== Task requirements ==
Copy every line with the string "Efficiency" in it.

··· Entries provided

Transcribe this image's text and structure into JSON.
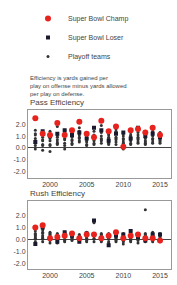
{
  "chart_data": [
    {
      "type": "scatter",
      "title": "Pass Efficiency",
      "legend": "top",
      "annotations": [
        "Efficiency is yards gained per\nplay on offense minus yards allowed\nper play on defense."
      ],
      "xlim": [
        1997.0,
        2016.5
      ],
      "xticks": [
        2000,
        2005,
        2010,
        2015
      ],
      "ylim": [
        -2.5,
        3.2
      ],
      "yticks": [
        {
          "value": -2.0,
          "label": "-2.0"
        },
        {
          "value": -1.0,
          "label": "-1.0"
        },
        {
          "value": 0.0,
          "label": "0.0"
        },
        {
          "value": 1.0,
          "label": "1.0"
        },
        {
          "value": 2.0,
          "label": "2.0"
        }
      ],
      "grid": false,
      "series": [
        {
          "name": "Playoff teams",
          "color": "#333333",
          "marker": "circle",
          "x": [
            1998,
            1998,
            1998,
            1998,
            1998,
            1998,
            1998,
            1998,
            1998,
            1999,
            1999,
            1999,
            1999,
            1999,
            1999,
            1999,
            1999,
            2000,
            2000,
            2000,
            2000,
            2000,
            2000,
            2000,
            2000,
            2001,
            2001,
            2001,
            2001,
            2001,
            2001,
            2001,
            2001,
            2002,
            2002,
            2002,
            2002,
            2002,
            2002,
            2002,
            2002,
            2003,
            2003,
            2003,
            2003,
            2003,
            2003,
            2003,
            2004,
            2004,
            2004,
            2004,
            2004,
            2004,
            2004,
            2004,
            2005,
            2005,
            2005,
            2005,
            2005,
            2005,
            2005,
            2005,
            2006,
            2006,
            2006,
            2006,
            2006,
            2006,
            2006,
            2007,
            2007,
            2007,
            2007,
            2007,
            2007,
            2007,
            2007,
            2008,
            2008,
            2008,
            2008,
            2008,
            2008,
            2008,
            2008,
            2009,
            2009,
            2009,
            2009,
            2009,
            2009,
            2009,
            2009,
            2010,
            2010,
            2010,
            2010,
            2010,
            2010,
            2010,
            2010,
            2011,
            2011,
            2011,
            2011,
            2011,
            2011,
            2011,
            2011,
            2012,
            2012,
            2012,
            2012,
            2012,
            2012,
            2012,
            2012,
            2013,
            2013,
            2013,
            2013,
            2013,
            2013,
            2013,
            2013,
            2014,
            2014,
            2014,
            2014,
            2014,
            2014,
            2014,
            2015,
            2015,
            2015,
            2015,
            2015,
            2015,
            2015,
            2015
          ],
          "values": [
            -0.1,
            0.2,
            0.4,
            0.5,
            0.6,
            0.8,
            1.1,
            1.2,
            1.5,
            -0.2,
            0.2,
            0.3,
            0.6,
            0.7,
            0.9,
            1.1,
            1.3,
            -0.3,
            0.2,
            0.3,
            0.6,
            0.8,
            0.9,
            1.1,
            1.4,
            0.3,
            0.4,
            0.5,
            0.7,
            0.9,
            1.0,
            1.2,
            1.8,
            -0.1,
            0.2,
            0.4,
            0.7,
            0.8,
            1.0,
            1.3,
            1.5,
            0.3,
            0.4,
            0.6,
            0.7,
            0.9,
            1.1,
            1.3,
            0.5,
            0.6,
            0.8,
            0.9,
            1.1,
            1.2,
            1.4,
            1.7,
            0.2,
            0.3,
            0.5,
            0.6,
            0.8,
            0.9,
            1.0,
            1.1,
            0.3,
            0.4,
            0.6,
            0.7,
            0.9,
            1.1,
            1.4,
            0.4,
            0.6,
            0.7,
            0.8,
            1.0,
            1.3,
            1.5,
            1.9,
            0.3,
            0.4,
            0.5,
            0.7,
            0.8,
            0.9,
            1.1,
            1.2,
            0.3,
            0.5,
            0.7,
            0.8,
            0.9,
            1.2,
            1.4,
            1.6,
            -0.1,
            0.2,
            0.4,
            0.5,
            0.7,
            0.8,
            1.0,
            1.2,
            0.3,
            0.4,
            0.6,
            0.7,
            0.9,
            1.0,
            1.1,
            1.3,
            0.4,
            0.5,
            0.7,
            0.8,
            0.9,
            1.1,
            1.3,
            1.5,
            0.3,
            0.4,
            0.5,
            0.6,
            0.8,
            0.9,
            1.1,
            1.2,
            0.4,
            0.5,
            0.7,
            0.8,
            1.0,
            1.2,
            1.4,
            0.4,
            0.5,
            0.6,
            0.7,
            0.8,
            0.9,
            1.1,
            1.3
          ]
        },
        {
          "name": "Super Bowl Loser",
          "color": "#1a1a2e",
          "marker": "square",
          "x": [
            1998,
            1999,
            2000,
            2001,
            2002,
            2003,
            2004,
            2005,
            2006,
            2007,
            2008,
            2009,
            2010,
            2011,
            2012,
            2013,
            2014,
            2015
          ],
          "values": [
            0.5,
            1.4,
            1.0,
            1.2,
            1.5,
            1.1,
            1.3,
            0.8,
            1.7,
            1.5,
            0.6,
            1.2,
            1.3,
            0.8,
            1.7,
            1.0,
            1.2,
            0.9
          ]
        },
        {
          "name": "Super Bowl Champ",
          "color": "#e8231e",
          "marker": "circle",
          "x": [
            1998,
            1999,
            2000,
            2001,
            2002,
            2003,
            2004,
            2005,
            2006,
            2007,
            2008,
            2009,
            2010,
            2011,
            2012,
            2013,
            2014,
            2015
          ],
          "values": [
            2.5,
            1.2,
            1.1,
            2.1,
            1.1,
            1.5,
            2.2,
            1.2,
            0.9,
            2.3,
            1.4,
            1.8,
            0.1,
            1.5,
            1.6,
            1.3,
            1.7,
            1.1
          ]
        }
      ]
    },
    {
      "type": "scatter",
      "title": "Rush Efficiency",
      "xlim": [
        1997.0,
        2016.5
      ],
      "xticks": [
        2000,
        2005,
        2010,
        2015
      ],
      "ylim": [
        -2.5,
        3.2
      ],
      "yticks": [
        {
          "value": -2.0,
          "label": "-2.0"
        },
        {
          "value": -1.0,
          "label": "-1.0"
        },
        {
          "value": 0.0,
          "label": "0.0"
        },
        {
          "value": 1.0,
          "label": "1.0"
        },
        {
          "value": 2.0,
          "label": "2.0"
        }
      ],
      "grid": false,
      "series": [
        {
          "name": "Playoff teams",
          "color": "#333333",
          "marker": "circle",
          "x": [
            1998,
            1998,
            1998,
            1998,
            1998,
            1998,
            1998,
            1998,
            1998,
            1999,
            1999,
            1999,
            1999,
            1999,
            1999,
            1999,
            1999,
            2000,
            2000,
            2000,
            2000,
            2000,
            2000,
            2000,
            2000,
            2001,
            2001,
            2001,
            2001,
            2001,
            2001,
            2001,
            2001,
            2002,
            2002,
            2002,
            2002,
            2002,
            2002,
            2002,
            2002,
            2003,
            2003,
            2003,
            2003,
            2003,
            2003,
            2003,
            2004,
            2004,
            2004,
            2004,
            2004,
            2004,
            2004,
            2005,
            2005,
            2005,
            2005,
            2005,
            2005,
            2005,
            2005,
            2006,
            2006,
            2006,
            2006,
            2006,
            2006,
            2006,
            2007,
            2007,
            2007,
            2007,
            2007,
            2007,
            2007,
            2007,
            2008,
            2008,
            2008,
            2008,
            2008,
            2008,
            2008,
            2008,
            2009,
            2009,
            2009,
            2009,
            2009,
            2009,
            2009,
            2010,
            2010,
            2010,
            2010,
            2010,
            2010,
            2010,
            2010,
            2011,
            2011,
            2011,
            2011,
            2011,
            2011,
            2011,
            2011,
            2012,
            2012,
            2012,
            2012,
            2012,
            2012,
            2012,
            2012,
            2013,
            2013,
            2013,
            2013,
            2013,
            2013,
            2013,
            2013,
            2014,
            2014,
            2014,
            2014,
            2014,
            2014,
            2014,
            2014,
            2015,
            2015,
            2015,
            2015,
            2015,
            2015,
            2015,
            2015
          ],
          "values": [
            -0.4,
            -0.2,
            0.0,
            0.1,
            0.2,
            0.3,
            0.4,
            0.5,
            0.7,
            -0.2,
            0.0,
            0.1,
            0.2,
            0.3,
            0.5,
            0.6,
            0.8,
            -0.3,
            -0.1,
            0.0,
            0.1,
            0.3,
            0.4,
            0.5,
            0.6,
            -0.3,
            -0.2,
            0.0,
            0.1,
            0.2,
            0.3,
            0.4,
            0.5,
            -0.2,
            -0.1,
            0.0,
            0.2,
            0.3,
            0.4,
            0.5,
            0.6,
            -0.1,
            0.0,
            0.1,
            0.2,
            0.3,
            0.4,
            0.5,
            -0.2,
            -0.1,
            0.0,
            0.1,
            0.2,
            0.3,
            0.4,
            -0.2,
            -0.1,
            0.1,
            0.2,
            0.3,
            0.4,
            0.5,
            0.6,
            -0.2,
            0.0,
            0.1,
            0.3,
            0.4,
            0.5,
            1.4,
            -0.2,
            -0.1,
            0.0,
            0.1,
            0.2,
            0.3,
            0.4,
            0.5,
            -0.3,
            -0.2,
            0.0,
            0.1,
            0.2,
            0.3,
            0.4,
            0.5,
            -0.2,
            -0.1,
            0.0,
            0.1,
            0.3,
            0.4,
            0.5,
            -0.4,
            -0.2,
            -0.1,
            0.0,
            0.1,
            0.3,
            0.4,
            0.5,
            -0.2,
            -0.1,
            0.0,
            0.1,
            0.2,
            0.3,
            0.4,
            0.5,
            -0.3,
            -0.1,
            0.0,
            0.1,
            0.2,
            0.3,
            0.4,
            0.5,
            -0.2,
            -0.1,
            0.0,
            0.2,
            0.3,
            0.4,
            0.5,
            2.5,
            -0.2,
            -0.1,
            0.0,
            0.1,
            0.3,
            0.4,
            0.5,
            0.6,
            -0.2,
            -0.1,
            0.0,
            0.1,
            0.2,
            0.3,
            0.4,
            0.5
          ]
        },
        {
          "name": "Super Bowl Loser",
          "color": "#1a1a2e",
          "marker": "square",
          "x": [
            1998,
            1999,
            2000,
            2001,
            2002,
            2003,
            2004,
            2005,
            2006,
            2007,
            2008,
            2009,
            2010,
            2011,
            2012,
            2013,
            2014,
            2015
          ],
          "values": [
            -0.4,
            1.0,
            0.1,
            -0.2,
            0.6,
            0.3,
            -0.2,
            0.5,
            1.6,
            0.1,
            -0.5,
            0.3,
            0.4,
            0.7,
            0.2,
            -0.1,
            0.4,
            0.4
          ]
        },
        {
          "name": "Super Bowl Champ",
          "color": "#e8231e",
          "marker": "circle",
          "x": [
            1998,
            1999,
            2000,
            2001,
            2002,
            2003,
            2004,
            2005,
            2006,
            2007,
            2008,
            2009,
            2010,
            2011,
            2012,
            2013,
            2014,
            2015
          ],
          "values": [
            1.0,
            1.2,
            0.1,
            0.2,
            0.3,
            0.5,
            0.1,
            0.4,
            0.4,
            0.1,
            0.3,
            0.6,
            0.1,
            0.3,
            0.4,
            0.1,
            0.1,
            -0.1
          ]
        }
      ]
    }
  ]
}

······

== Result below ==
      "title": "Pass Efficiency",
        "Efficiency is yards gained per\nplay on offense minus yards allowed\nper play on defense."
      "title": "Rush Efficiency",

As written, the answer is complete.